▸ Goal of the exercise
Please print every record below exactly as it appears.
START Given records
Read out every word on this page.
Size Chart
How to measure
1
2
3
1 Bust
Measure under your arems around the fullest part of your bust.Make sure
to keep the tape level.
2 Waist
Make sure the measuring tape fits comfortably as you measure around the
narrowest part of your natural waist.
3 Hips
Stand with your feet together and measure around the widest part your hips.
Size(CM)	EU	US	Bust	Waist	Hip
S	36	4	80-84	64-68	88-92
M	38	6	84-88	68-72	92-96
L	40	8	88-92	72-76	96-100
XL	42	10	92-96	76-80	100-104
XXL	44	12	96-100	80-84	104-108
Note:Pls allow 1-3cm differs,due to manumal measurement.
END Given records
▸ Answer to this exercise
Read out every word on this page.
Size Chart
How to measure
1
2
3
1 Bust
Measure under your arems around the fullest part of your bust.Make sure
to keep the tape level.
2 Waist
Make sure the measuring tape fits comfortably as you measure around the
narrowest part of your natural waist.
3 Hips
Stand with your feet together and measure around the widest part your hips.
Size(CM)	EU	US	Bust	Waist	Hip
S	36	4	80-84	64-68	88-92
M	38	6	84-88	68-72	92-96
L	40	8	88-92	72-76	96-100
XL	42	10	92-96	76-80	100-104
XXL	44	12	96-100	80-84	104-108
Note:Pls allow 1-3cm differs,due to manumal measurement.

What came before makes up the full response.